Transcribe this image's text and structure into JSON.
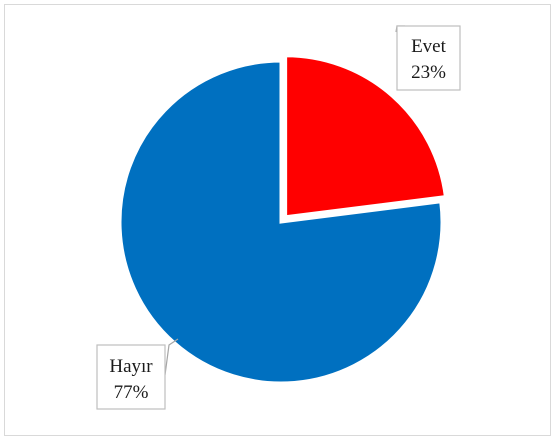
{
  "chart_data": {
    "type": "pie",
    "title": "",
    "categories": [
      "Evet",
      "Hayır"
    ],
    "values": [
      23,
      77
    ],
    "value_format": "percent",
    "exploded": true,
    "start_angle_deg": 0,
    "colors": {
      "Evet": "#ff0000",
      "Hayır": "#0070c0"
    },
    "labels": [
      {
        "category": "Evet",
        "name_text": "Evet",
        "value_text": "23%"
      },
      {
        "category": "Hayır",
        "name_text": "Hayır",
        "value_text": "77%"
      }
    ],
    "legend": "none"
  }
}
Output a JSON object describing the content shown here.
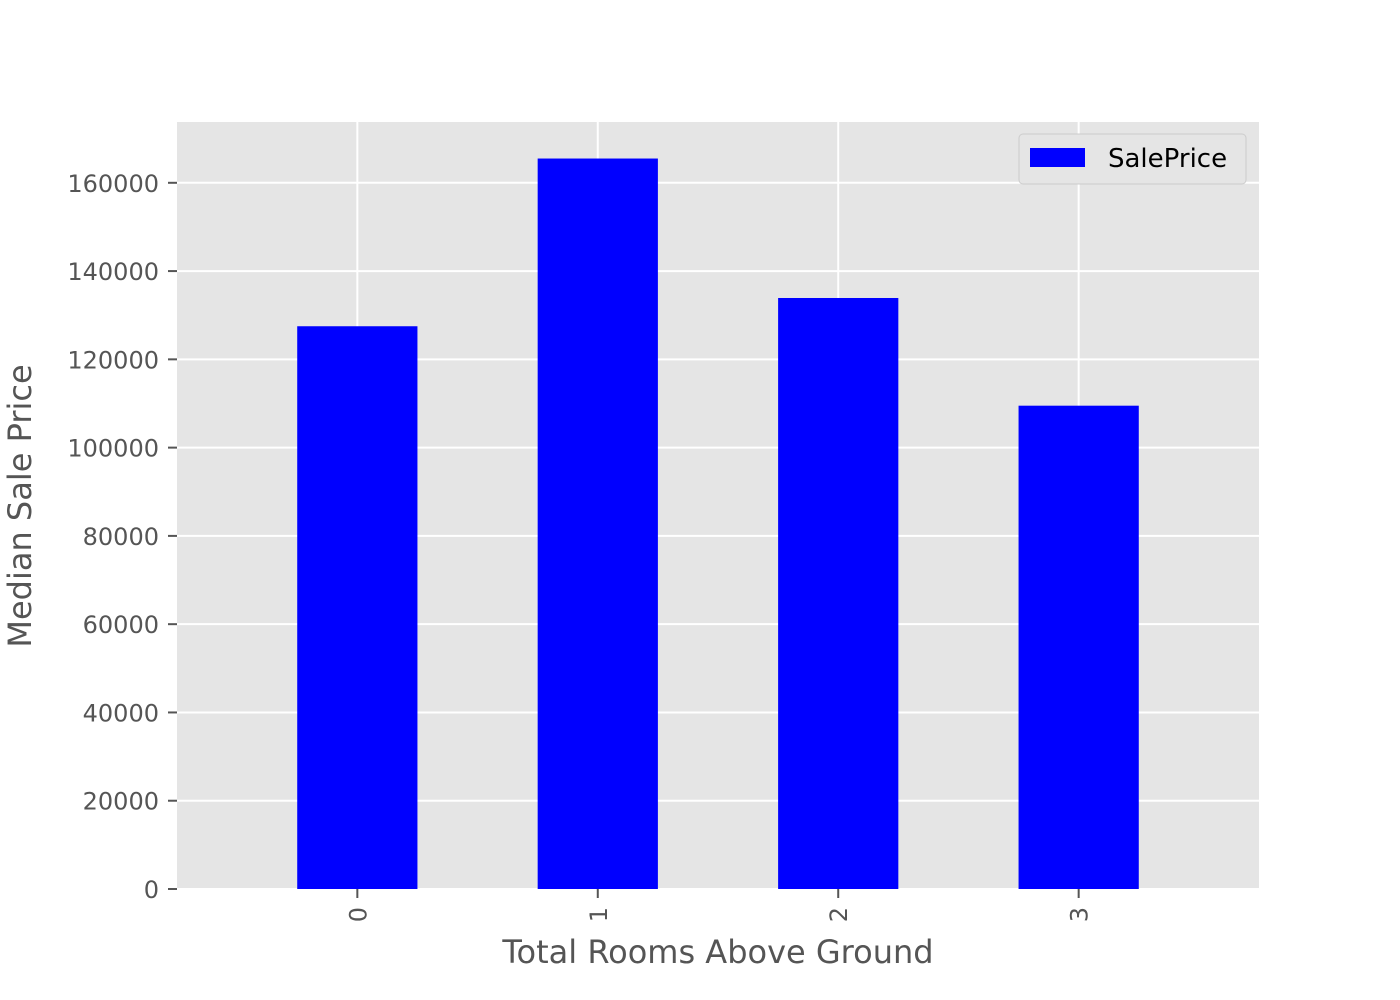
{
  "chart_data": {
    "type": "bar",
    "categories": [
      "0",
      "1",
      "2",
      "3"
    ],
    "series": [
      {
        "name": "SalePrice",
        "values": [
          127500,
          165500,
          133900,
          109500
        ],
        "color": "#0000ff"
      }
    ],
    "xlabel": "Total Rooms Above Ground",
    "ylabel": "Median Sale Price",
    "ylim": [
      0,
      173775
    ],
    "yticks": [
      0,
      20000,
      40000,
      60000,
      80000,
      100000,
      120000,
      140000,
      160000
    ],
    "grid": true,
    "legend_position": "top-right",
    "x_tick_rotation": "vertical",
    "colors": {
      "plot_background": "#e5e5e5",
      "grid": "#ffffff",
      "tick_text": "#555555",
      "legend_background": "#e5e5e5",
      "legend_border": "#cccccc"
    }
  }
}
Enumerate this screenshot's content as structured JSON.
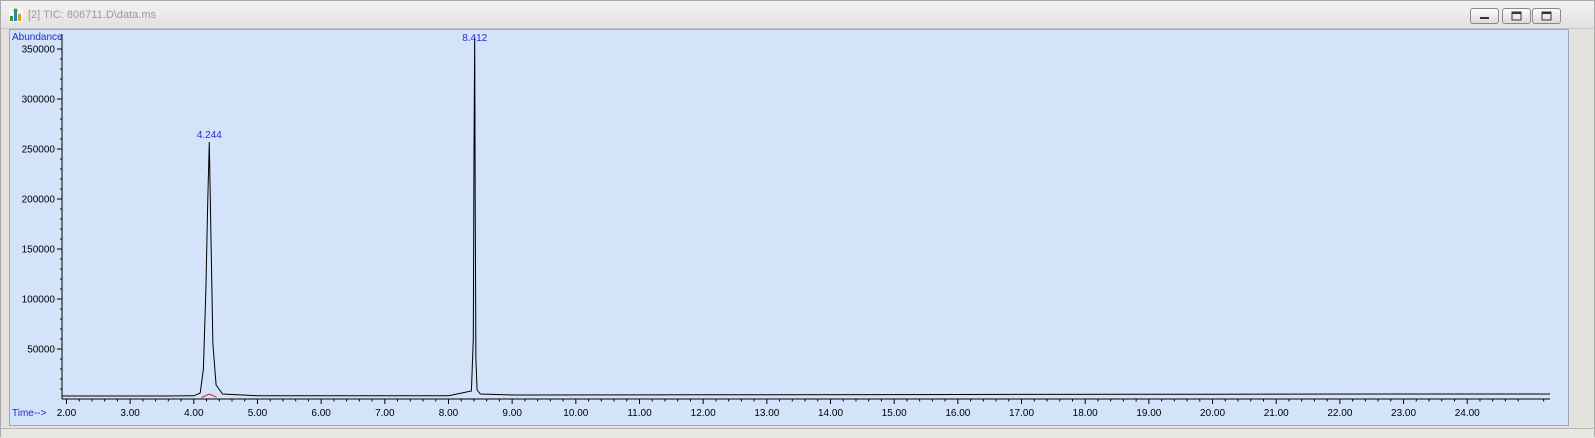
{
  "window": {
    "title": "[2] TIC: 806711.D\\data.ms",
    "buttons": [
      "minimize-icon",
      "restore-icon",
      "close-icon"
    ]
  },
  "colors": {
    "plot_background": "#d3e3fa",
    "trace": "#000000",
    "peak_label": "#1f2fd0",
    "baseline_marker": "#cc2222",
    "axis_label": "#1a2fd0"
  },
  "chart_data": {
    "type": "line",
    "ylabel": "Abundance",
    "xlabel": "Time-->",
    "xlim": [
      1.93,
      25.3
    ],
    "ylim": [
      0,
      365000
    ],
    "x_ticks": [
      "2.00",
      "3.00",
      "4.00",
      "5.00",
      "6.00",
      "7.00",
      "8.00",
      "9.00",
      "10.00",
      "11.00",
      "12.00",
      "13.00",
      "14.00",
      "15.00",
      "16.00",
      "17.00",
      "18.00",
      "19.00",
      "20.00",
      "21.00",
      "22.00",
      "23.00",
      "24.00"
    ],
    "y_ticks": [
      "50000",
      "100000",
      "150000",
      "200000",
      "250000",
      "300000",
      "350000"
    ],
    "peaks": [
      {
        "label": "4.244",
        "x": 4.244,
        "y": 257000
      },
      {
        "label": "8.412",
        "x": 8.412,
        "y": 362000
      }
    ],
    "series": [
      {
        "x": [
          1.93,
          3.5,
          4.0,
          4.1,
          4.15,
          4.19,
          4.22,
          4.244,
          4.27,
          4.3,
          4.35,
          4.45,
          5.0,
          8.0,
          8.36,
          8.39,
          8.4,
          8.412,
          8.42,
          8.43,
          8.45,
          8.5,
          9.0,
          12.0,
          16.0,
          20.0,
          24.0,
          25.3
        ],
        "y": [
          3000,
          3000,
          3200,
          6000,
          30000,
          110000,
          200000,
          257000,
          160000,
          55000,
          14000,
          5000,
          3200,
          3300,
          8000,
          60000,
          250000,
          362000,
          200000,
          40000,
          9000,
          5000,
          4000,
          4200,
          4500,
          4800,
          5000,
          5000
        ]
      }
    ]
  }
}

────

### WRITTEN REQUEST
Pictures in the data above should not be copied; transcribe everything else exactly.

### FINISHED EXERCISE
Transcribe this image's text and structure into JSON.
{
  "chart_data": {
    "type": "pie",
    "title": "",
    "categories": [
      "Evet",
      "Hayır"
    ],
    "values": [
      23,
      77
    ],
    "value_format": "percent",
    "exploded": true,
    "start_angle_deg": 0,
    "colors": {
      "Evet": "#ff0000",
      "Hayır": "#0070c0"
    },
    "labels": [
      {
        "category": "Evet",
        "name_text": "Evet",
        "value_text": "23%"
      },
      {
        "category": "Hayır",
        "name_text": "Hayır",
        "value_text": "77%"
      }
    ],
    "legend": "none"
  }
}
Output a JSON object describing the content shown here.
{
  "chart_data": {
    "type": "bar",
    "categories": [
      "0",
      "1",
      "2",
      "3"
    ],
    "series": [
      {
        "name": "SalePrice",
        "values": [
          127500,
          165500,
          133900,
          109500
        ],
        "color": "#0000ff"
      }
    ],
    "xlabel": "Total Rooms Above Ground",
    "ylabel": "Median Sale Price",
    "ylim": [
      0,
      173775
    ],
    "yticks": [
      0,
      20000,
      40000,
      60000,
      80000,
      100000,
      120000,
      140000,
      160000
    ],
    "grid": true,
    "legend_position": "top-right",
    "x_tick_rotation": "vertical",
    "colors": {
      "plot_background": "#e5e5e5",
      "grid": "#ffffff",
      "tick_text": "#555555",
      "legend_background": "#e5e5e5",
      "legend_border": "#cccccc"
    }
  }
}
Enumerate this screenshot's content as structured JSON.
{
  "window": {
    "title": "[2] TIC: 806711.D\\data.ms",
    "buttons": [
      "minimize-icon",
      "restore-icon",
      "close-icon"
    ]
  },
  "colors": {
    "plot_background": "#d3e3fa",
    "trace": "#000000",
    "peak_label": "#1f2fd0",
    "baseline_marker": "#cc2222",
    "axis_label": "#1a2fd0"
  },
  "chart_data": {
    "type": "line",
    "ylabel": "Abundance",
    "xlabel": "Time-->",
    "xlim": [
      1.93,
      25.3
    ],
    "ylim": [
      0,
      365000
    ],
    "x_ticks": [
      "2.00",
      "3.00",
      "4.00",
      "5.00",
      "6.00",
      "7.00",
      "8.00",
      "9.00",
      "10.00",
      "11.00",
      "12.00",
      "13.00",
      "14.00",
      "15.00",
      "16.00",
      "17.00",
      "18.00",
      "19.00",
      "20.00",
      "21.00",
      "22.00",
      "23.00",
      "24.00"
    ],
    "y_ticks": [
      "50000",
      "100000",
      "150000",
      "200000",
      "250000",
      "300000",
      "350000"
    ],
    "peaks": [
      {
        "label": "4.244",
        "x": 4.244,
        "y": 257000
      },
      {
        "label": "8.412",
        "x": 8.412,
        "y": 362000
      }
    ],
    "series": [
      {
        "x": [
          1.93,
          3.5,
          4.0,
          4.1,
          4.15,
          4.19,
          4.22,
          4.244,
          4.27,
          4.3,
          4.35,
          4.45,
          5.0,
          8.0,
          8.36,
          8.39,
          8.4,
          8.412,
          8.42,
          8.43,
          8.45,
          8.5,
          9.0,
          12.0,
          16.0,
          20.0,
          24.0,
          25.3
        ],
        "y": [
          3000,
          3000,
          3200,
          6000,
          30000,
          110000,
          200000,
          257000,
          160000,
          55000,
          14000,
          5000,
          3200,
          3300,
          8000,
          60000,
          250000,
          362000,
          200000,
          40000,
          9000,
          5000,
          4000,
          4200,
          4500,
          4800,
          5000,
          5000
        ]
      }
    ]
  }
}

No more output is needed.